─── Data to process ───

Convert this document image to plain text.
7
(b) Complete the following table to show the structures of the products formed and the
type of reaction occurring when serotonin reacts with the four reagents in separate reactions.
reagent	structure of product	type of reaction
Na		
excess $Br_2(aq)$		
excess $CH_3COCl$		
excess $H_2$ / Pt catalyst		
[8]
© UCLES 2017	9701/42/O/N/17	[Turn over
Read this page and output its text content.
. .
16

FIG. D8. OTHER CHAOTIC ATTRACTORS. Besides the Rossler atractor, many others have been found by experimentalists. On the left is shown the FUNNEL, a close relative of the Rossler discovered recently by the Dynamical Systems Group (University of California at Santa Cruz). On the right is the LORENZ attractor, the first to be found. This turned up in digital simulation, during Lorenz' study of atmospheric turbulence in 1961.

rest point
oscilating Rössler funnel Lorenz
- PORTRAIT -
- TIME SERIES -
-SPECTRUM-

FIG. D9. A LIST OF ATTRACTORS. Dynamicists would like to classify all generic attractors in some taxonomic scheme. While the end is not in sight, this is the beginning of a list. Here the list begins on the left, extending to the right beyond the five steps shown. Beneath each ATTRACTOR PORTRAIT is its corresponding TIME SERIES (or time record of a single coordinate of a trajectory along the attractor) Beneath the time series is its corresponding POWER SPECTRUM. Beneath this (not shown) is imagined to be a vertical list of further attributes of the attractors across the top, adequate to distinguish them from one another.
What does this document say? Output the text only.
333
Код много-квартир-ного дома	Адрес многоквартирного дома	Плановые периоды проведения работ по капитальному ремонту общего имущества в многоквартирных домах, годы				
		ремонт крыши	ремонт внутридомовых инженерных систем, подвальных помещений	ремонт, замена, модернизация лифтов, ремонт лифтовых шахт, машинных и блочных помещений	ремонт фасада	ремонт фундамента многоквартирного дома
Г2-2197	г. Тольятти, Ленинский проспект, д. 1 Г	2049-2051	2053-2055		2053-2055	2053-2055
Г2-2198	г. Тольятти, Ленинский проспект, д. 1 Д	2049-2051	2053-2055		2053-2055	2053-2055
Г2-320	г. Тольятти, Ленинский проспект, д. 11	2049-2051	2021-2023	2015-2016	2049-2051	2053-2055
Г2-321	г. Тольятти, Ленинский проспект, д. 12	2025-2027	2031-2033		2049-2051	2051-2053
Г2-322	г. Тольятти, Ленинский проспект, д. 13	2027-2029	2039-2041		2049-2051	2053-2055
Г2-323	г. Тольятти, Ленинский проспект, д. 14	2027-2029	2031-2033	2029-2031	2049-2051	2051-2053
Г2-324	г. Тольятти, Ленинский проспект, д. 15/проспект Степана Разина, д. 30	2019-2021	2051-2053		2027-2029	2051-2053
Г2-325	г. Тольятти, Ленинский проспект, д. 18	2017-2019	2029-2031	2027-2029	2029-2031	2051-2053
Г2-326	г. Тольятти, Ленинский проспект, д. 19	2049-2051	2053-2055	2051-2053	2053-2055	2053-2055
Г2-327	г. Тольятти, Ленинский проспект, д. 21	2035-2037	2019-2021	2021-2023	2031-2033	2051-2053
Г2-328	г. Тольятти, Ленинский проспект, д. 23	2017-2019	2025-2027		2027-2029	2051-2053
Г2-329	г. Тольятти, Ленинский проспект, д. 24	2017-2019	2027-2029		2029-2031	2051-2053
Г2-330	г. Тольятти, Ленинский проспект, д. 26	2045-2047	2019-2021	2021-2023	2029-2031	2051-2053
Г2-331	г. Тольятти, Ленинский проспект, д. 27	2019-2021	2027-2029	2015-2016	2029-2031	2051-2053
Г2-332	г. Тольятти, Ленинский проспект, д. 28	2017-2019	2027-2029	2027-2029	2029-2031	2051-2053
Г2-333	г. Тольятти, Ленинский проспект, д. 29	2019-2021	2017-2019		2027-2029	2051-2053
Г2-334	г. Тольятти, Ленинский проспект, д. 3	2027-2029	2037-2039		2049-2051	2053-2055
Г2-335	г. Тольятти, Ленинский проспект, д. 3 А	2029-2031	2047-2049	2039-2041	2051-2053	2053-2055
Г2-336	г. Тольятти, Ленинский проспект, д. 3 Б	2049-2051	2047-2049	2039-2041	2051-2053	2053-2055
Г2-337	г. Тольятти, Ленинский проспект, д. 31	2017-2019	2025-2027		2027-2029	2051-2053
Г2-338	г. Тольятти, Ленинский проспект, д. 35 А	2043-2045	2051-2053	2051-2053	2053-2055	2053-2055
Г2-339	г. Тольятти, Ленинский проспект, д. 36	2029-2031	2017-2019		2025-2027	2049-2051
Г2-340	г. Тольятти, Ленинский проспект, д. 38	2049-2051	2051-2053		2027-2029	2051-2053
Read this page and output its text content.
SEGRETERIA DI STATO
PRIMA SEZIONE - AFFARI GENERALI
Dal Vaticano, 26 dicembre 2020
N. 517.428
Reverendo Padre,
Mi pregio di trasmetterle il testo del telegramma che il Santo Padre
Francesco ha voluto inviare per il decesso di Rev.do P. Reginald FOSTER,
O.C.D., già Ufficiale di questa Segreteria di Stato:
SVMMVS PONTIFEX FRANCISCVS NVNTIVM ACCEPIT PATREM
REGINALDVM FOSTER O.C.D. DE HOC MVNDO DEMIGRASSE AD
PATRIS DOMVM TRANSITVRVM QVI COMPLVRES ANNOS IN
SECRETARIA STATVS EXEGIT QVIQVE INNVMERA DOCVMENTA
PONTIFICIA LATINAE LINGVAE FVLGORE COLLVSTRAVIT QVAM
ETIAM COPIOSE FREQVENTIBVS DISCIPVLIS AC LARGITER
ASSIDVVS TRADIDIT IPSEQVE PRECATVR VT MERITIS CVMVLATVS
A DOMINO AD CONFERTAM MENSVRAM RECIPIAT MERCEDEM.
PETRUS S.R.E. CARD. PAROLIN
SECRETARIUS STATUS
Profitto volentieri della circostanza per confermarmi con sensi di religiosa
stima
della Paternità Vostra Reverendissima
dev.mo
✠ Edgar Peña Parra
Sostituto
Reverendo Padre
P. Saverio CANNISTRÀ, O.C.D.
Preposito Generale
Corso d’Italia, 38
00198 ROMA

───

Objective:
Show the data once more, exactly as it was written.

The answer:
Convert this document image to plain text.
7
(b) Complete the following table to show the structures of the products formed and the
type of reaction occurring when serotonin reacts with the four reagents in separate reactions.
reagent	structure of product	type of reaction
Na		
excess $Br_2(aq)$		
excess $CH_3COCl$		
excess $H_2$ / Pt catalyst		
[8]
© UCLES 2017	9701/42/O/N/17	[Turn over
Read this page and output its text content.
. .
16

FIG. D8. OTHER CHAOTIC ATTRACTORS. Besides the Rossler atractor, many others have been found by experimentalists. On the left is shown the FUNNEL, a close relative of the Rossler discovered recently by the Dynamical Systems Group (University of California at Santa Cruz). On the right is the LORENZ attractor, the first to be found. This turned up in digital simulation, during Lorenz' study of atmospheric turbulence in 1961.

rest point
oscilating Rössler funnel Lorenz
- PORTRAIT -
- TIME SERIES -
-SPECTRUM-

FIG. D9. A LIST OF ATTRACTORS. Dynamicists would like to classify all generic attractors in some taxonomic scheme. While the end is not in sight, this is the beginning of a list. Here the list begins on the left, extending to the right beyond the five steps shown. Beneath each ATTRACTOR PORTRAIT is its corresponding TIME SERIES (or time record of a single coordinate of a trajectory along the attractor) Beneath the time series is its corresponding POWER SPECTRUM. Beneath this (not shown) is imagined to be a vertical list of further attributes of the attractors across the top, adequate to distinguish them from one another.
What does this document say? Output the text only.
333
Код много-квартир-ного дома	Адрес многоквартирного дома	Плановые периоды проведения работ по капитальному ремонту общего имущества в многоквартирных домах, годы				
		ремонт крыши	ремонт внутридомовых инженерных систем, подвальных помещений	ремонт, замена, модернизация лифтов, ремонт лифтовых шахт, машинных и блочных помещений	ремонт фасада	ремонт фундамента многоквартирного дома
Г2-2197	г. Тольятти, Ленинский проспект, д. 1 Г	2049-2051	2053-2055		2053-2055	2053-2055
Г2-2198	г. Тольятти, Ленинский проспект, д. 1 Д	2049-2051	2053-2055		2053-2055	2053-2055
Г2-320	г. Тольятти, Ленинский проспект, д. 11	2049-2051	2021-2023	2015-2016	2049-2051	2053-2055
Г2-321	г. Тольятти, Ленинский проспект, д. 12	2025-2027	2031-2033		2049-2051	2051-2053
Г2-322	г. Тольятти, Ленинский проспект, д. 13	2027-2029	2039-2041		2049-2051	2053-2055
Г2-323	г. Тольятти, Ленинский проспект, д. 14	2027-2029	2031-2033	2029-2031	2049-2051	2051-2053
Г2-324	г. Тольятти, Ленинский проспект, д. 15/проспект Степана Разина, д. 30	2019-2021	2051-2053		2027-2029	2051-2053
Г2-325	г. Тольятти, Ленинский проспект, д. 18	2017-2019	2029-2031	2027-2029	2029-2031	2051-2053
Г2-326	г. Тольятти, Ленинский проспект, д. 19	2049-2051	2053-2055	2051-2053	2053-2055	2053-2055
Г2-327	г. Тольятти, Ленинский проспект, д. 21	2035-2037	2019-2021	2021-2023	2031-2033	2051-2053
Г2-328	г. Тольятти, Ленинский проспект, д. 23	2017-2019	2025-2027		2027-2029	2051-2053
Г2-329	г. Тольятти, Ленинский проспект, д. 24	2017-2019	2027-2029		2029-2031	2051-2053
Г2-330	г. Тольятти, Ленинский проспект, д. 26	2045-2047	2019-2021	2021-2023	2029-2031	2051-2053
Г2-331	г. Тольятти, Ленинский проспект, д. 27	2019-2021	2027-2029	2015-2016	2029-2031	2051-2053
Г2-332	г. Тольятти, Ленинский проспект, д. 28	2017-2019	2027-2029	2027-2029	2029-2031	2051-2053
Г2-333	г. Тольятти, Ленинский проспект, д. 29	2019-2021	2017-2019		2027-2029	2051-2053
Г2-334	г. Тольятти, Ленинский проспект, д. 3	2027-2029	2037-2039		2049-2051	2053-2055
Г2-335	г. Тольятти, Ленинский проспект, д. 3 А	2029-2031	2047-2049	2039-2041	2051-2053	2053-2055
Г2-336	г. Тольятти, Ленинский проспект, д. 3 Б	2049-2051	2047-2049	2039-2041	2051-2053	2053-2055
Г2-337	г. Тольятти, Ленинский проспект, д. 31	2017-2019	2025-2027		2027-2029	2051-2053
Г2-338	г. Тольятти, Ленинский проспект, д. 35 А	2043-2045	2051-2053	2051-2053	2053-2055	2053-2055
Г2-339	г. Тольятти, Ленинский проспект, д. 36	2029-2031	2017-2019		2025-2027	2049-2051
Г2-340	г. Тольятти, Ленинский проспект, д. 38	2049-2051	2051-2053		2027-2029	2051-2053
Read this page and output its text content.
SEGRETERIA DI STATO
PRIMA SEZIONE - AFFARI GENERALI
Dal Vaticano, 26 dicembre 2020
N. 517.428
Reverendo Padre,
Mi pregio di trasmetterle il testo del telegramma che il Santo Padre
Francesco ha voluto inviare per il decesso di Rev.do P. Reginald FOSTER,
O.C.D., già Ufficiale di questa Segreteria di Stato:
SVMMVS PONTIFEX FRANCISCVS NVNTIVM ACCEPIT PATREM
REGINALDVM FOSTER O.C.D. DE HOC MVNDO DEMIGRASSE AD
PATRIS DOMVM TRANSITVRVM QVI COMPLVRES ANNOS IN
SECRETARIA STATVS EXEGIT QVIQVE INNVMERA DOCVMENTA
PONTIFICIA LATINAE LINGVAE FVLGORE COLLVSTRAVIT QVAM
ETIAM COPIOSE FREQVENTIBVS DISCIPVLIS AC LARGITER
ASSIDVVS TRADIDIT IPSEQVE PRECATVR VT MERITIS CVMVLATVS
A DOMINO AD CONFERTAM MENSVRAM RECIPIAT MERCEDEM.
PETRUS S.R.E. CARD. PAROLIN
SECRETARIUS STATUS
Profitto volentieri della circostanza per confermarmi con sensi di religiosa
stima
della Paternità Vostra Reverendissima
dev.mo
✠ Edgar Peña Parra
Sostituto
Reverendo Padre
P. Saverio CANNISTRÀ, O.C.D.
Preposito Generale
Corso d’Italia, 38
00198 ROMA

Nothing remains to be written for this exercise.